● ITEMS

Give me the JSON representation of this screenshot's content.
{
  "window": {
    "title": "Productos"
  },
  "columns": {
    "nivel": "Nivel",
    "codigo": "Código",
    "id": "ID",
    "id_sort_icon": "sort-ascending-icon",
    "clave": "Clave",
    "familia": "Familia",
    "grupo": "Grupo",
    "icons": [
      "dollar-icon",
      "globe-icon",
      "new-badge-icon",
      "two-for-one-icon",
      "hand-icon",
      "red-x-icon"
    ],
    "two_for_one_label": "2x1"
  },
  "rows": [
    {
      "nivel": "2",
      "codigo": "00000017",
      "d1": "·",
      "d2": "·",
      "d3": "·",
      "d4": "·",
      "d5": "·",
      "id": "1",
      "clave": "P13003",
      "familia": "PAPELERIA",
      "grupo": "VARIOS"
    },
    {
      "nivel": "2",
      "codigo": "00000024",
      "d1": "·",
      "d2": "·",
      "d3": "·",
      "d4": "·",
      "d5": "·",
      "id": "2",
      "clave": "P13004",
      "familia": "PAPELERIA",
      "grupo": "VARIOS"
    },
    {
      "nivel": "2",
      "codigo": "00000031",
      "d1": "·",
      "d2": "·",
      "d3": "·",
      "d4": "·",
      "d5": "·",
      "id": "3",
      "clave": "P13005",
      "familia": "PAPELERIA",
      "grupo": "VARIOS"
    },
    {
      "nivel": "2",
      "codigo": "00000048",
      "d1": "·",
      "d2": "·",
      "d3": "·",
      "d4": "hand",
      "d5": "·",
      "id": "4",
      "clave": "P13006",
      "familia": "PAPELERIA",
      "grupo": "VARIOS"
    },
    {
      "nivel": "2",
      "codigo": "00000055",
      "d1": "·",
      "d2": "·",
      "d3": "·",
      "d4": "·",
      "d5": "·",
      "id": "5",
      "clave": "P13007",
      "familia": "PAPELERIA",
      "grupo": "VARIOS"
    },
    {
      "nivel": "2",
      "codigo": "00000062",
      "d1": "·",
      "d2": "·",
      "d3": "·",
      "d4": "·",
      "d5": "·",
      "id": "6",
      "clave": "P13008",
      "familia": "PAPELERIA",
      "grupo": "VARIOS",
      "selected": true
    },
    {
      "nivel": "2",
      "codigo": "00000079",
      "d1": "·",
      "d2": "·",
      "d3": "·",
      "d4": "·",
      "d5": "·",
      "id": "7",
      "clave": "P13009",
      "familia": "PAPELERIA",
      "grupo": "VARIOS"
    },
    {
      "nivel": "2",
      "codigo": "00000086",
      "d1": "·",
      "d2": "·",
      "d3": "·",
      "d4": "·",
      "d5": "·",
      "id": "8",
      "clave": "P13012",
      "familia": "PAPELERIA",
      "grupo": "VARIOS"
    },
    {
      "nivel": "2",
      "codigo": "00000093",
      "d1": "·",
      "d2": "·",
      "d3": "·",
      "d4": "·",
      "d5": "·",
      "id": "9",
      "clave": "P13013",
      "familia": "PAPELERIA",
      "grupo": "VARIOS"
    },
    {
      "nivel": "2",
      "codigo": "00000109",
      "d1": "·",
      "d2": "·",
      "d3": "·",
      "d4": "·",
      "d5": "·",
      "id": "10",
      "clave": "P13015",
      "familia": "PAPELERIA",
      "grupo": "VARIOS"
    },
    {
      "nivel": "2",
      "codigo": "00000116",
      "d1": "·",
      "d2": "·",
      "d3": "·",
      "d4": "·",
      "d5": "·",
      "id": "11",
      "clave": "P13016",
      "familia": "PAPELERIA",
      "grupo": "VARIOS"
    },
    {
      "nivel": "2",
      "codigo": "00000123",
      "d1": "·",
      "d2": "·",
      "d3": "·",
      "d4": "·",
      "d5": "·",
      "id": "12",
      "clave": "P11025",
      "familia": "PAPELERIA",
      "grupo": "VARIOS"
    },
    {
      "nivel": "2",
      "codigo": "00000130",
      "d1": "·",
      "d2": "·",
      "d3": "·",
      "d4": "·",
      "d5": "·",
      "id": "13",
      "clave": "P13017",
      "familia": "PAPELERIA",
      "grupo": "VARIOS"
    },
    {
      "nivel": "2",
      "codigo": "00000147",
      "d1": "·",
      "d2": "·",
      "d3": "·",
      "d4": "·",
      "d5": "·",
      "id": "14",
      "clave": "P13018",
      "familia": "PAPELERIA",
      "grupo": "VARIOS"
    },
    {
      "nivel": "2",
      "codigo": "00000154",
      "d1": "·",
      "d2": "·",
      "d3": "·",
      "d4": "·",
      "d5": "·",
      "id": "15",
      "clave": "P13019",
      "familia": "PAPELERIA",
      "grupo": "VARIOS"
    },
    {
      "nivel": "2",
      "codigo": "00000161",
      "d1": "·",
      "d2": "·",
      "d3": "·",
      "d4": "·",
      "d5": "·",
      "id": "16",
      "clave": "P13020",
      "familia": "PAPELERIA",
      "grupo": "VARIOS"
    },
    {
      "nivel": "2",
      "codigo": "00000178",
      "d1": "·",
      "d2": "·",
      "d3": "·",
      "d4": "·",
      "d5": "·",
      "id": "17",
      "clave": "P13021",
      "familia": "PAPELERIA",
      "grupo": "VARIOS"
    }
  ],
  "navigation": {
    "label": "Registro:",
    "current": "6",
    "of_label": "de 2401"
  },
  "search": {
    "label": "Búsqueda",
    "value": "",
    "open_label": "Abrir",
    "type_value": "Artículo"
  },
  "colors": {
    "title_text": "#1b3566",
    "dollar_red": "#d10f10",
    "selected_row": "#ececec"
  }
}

● EXERCISE
Reproduce the data, keeping every line exactly the same.

● ANSWER TO THE TASK
Give me the JSON representation of this screenshot's content.
{
  "window": {
    "title": "Productos"
  },
  "columns": {
    "nivel": "Nivel",
    "codigo": "Código",
    "id": "ID",
    "id_sort_icon": "sort-ascending-icon",
    "clave": "Clave",
    "familia": "Familia",
    "grupo": "Grupo",
    "icons": [
      "dollar-icon",
      "globe-icon",
      "new-badge-icon",
      "two-for-one-icon",
      "hand-icon",
      "red-x-icon"
    ],
    "two_for_one_label": "2x1"
  },
  "rows": [
    {
      "nivel": "2",
      "codigo": "00000017",
      "d1": "·",
      "d2": "·",
      "d3": "·",
      "d4": "·",
      "d5": "·",
      "id": "1",
      "clave": "P13003",
      "familia": "PAPELERIA",
      "grupo": "VARIOS"
    },
    {
      "nivel": "2",
      "codigo": "00000024",
      "d1": "·",
      "d2": "·",
      "d3": "·",
      "d4": "·",
      "d5": "·",
      "id": "2",
      "clave": "P13004",
      "familia": "PAPELERIA",
      "grupo": "VARIOS"
    },
    {
      "nivel": "2",
      "codigo": "00000031",
      "d1": "·",
      "d2": "·",
      "d3": "·",
      "d4": "·",
      "d5": "·",
      "id": "3",
      "clave": "P13005",
      "familia": "PAPELERIA",
      "grupo": "VARIOS"
    },
    {
      "nivel": "2",
      "codigo": "00000048",
      "d1": "·",
      "d2": "·",
      "d3": "·",
      "d4": "hand",
      "d5": "·",
      "id": "4",
      "clave": "P13006",
      "familia": "PAPELERIA",
      "grupo": "VARIOS"
    },
    {
      "nivel": "2",
      "codigo": "00000055",
      "d1": "·",
      "d2": "·",
      "d3": "·",
      "d4": "·",
      "d5": "·",
      "id": "5",
      "clave": "P13007",
      "familia": "PAPELERIA",
      "grupo": "VARIOS"
    },
    {
      "nivel": "2",
      "codigo": "00000062",
      "d1": "·",
      "d2": "·",
      "d3": "·",
      "d4": "·",
      "d5": "·",
      "id": "6",
      "clave": "P13008",
      "familia": "PAPELERIA",
      "grupo": "VARIOS",
      "selected": true
    },
    {
      "nivel": "2",
      "codigo": "00000079",
      "d1": "·",
      "d2": "·",
      "d3": "·",
      "d4": "·",
      "d5": "·",
      "id": "7",
      "clave": "P13009",
      "familia": "PAPELERIA",
      "grupo": "VARIOS"
    },
    {
      "nivel": "2",
      "codigo": "00000086",
      "d1": "·",
      "d2": "·",
      "d3": "·",
      "d4": "·",
      "d5": "·",
      "id": "8",
      "clave": "P13012",
      "familia": "PAPELERIA",
      "grupo": "VARIOS"
    },
    {
      "nivel": "2",
      "codigo": "00000093",
      "d1": "·",
      "d2": "·",
      "d3": "·",
      "d4": "·",
      "d5": "·",
      "id": "9",
      "clave": "P13013",
      "familia": "PAPELERIA",
      "grupo": "VARIOS"
    },
    {
      "nivel": "2",
      "codigo": "00000109",
      "d1": "·",
      "d2": "·",
      "d3": "·",
      "d4": "·",
      "d5": "·",
      "id": "10",
      "clave": "P13015",
      "familia": "PAPELERIA",
      "grupo": "VARIOS"
    },
    {
      "nivel": "2",
      "codigo": "00000116",
      "d1": "·",
      "d2": "·",
      "d3": "·",
      "d4": "·",
      "d5": "·",
      "id": "11",
      "clave": "P13016",
      "familia": "PAPELERIA",
      "grupo": "VARIOS"
    },
    {
      "nivel": "2",
      "codigo": "00000123",
      "d1": "·",
      "d2": "·",
      "d3": "·",
      "d4": "·",
      "d5": "·",
      "id": "12",
      "clave": "P11025",
      "familia": "PAPELERIA",
      "grupo": "VARIOS"
    },
    {
      "nivel": "2",
      "codigo": "00000130",
      "d1": "·",
      "d2": "·",
      "d3": "·",
      "d4": "·",
      "d5": "·",
      "id": "13",
      "clave": "P13017",
      "familia": "PAPELERIA",
      "grupo": "VARIOS"
    },
    {
      "nivel": "2",
      "codigo": "00000147",
      "d1": "·",
      "d2": "·",
      "d3": "·",
      "d4": "·",
      "d5": "·",
      "id": "14",
      "clave": "P13018",
      "familia": "PAPELERIA",
      "grupo": "VARIOS"
    },
    {
      "nivel": "2",
      "codigo": "00000154",
      "d1": "·",
      "d2": "·",
      "d3": "·",
      "d4": "·",
      "d5": "·",
      "id": "15",
      "clave": "P13019",
      "familia": "PAPELERIA",
      "grupo": "VARIOS"
    },
    {
      "nivel": "2",
      "codigo": "00000161",
      "d1": "·",
      "d2": "·",
      "d3": "·",
      "d4": "·",
      "d5": "·",
      "id": "16",
      "clave": "P13020",
      "familia": "PAPELERIA",
      "grupo": "VARIOS"
    },
    {
      "nivel": "2",
      "codigo": "00000178",
      "d1": "·",
      "d2": "·",
      "d3": "·",
      "d4": "·",
      "d5": "·",
      "id": "17",
      "clave": "P13021",
      "familia": "PAPELERIA",
      "grupo": "VARIOS"
    }
  ],
  "navigation": {
    "label": "Registro:",
    "current": "6",
    "of_label": "de 2401"
  },
  "search": {
    "label": "Búsqueda",
    "value": "",
    "open_label": "Abrir",
    "type_value": "Artículo"
  },
  "colors": {
    "title_text": "#1b3566",
    "dollar_red": "#d10f10",
    "selected_row": "#ececec"
  }
}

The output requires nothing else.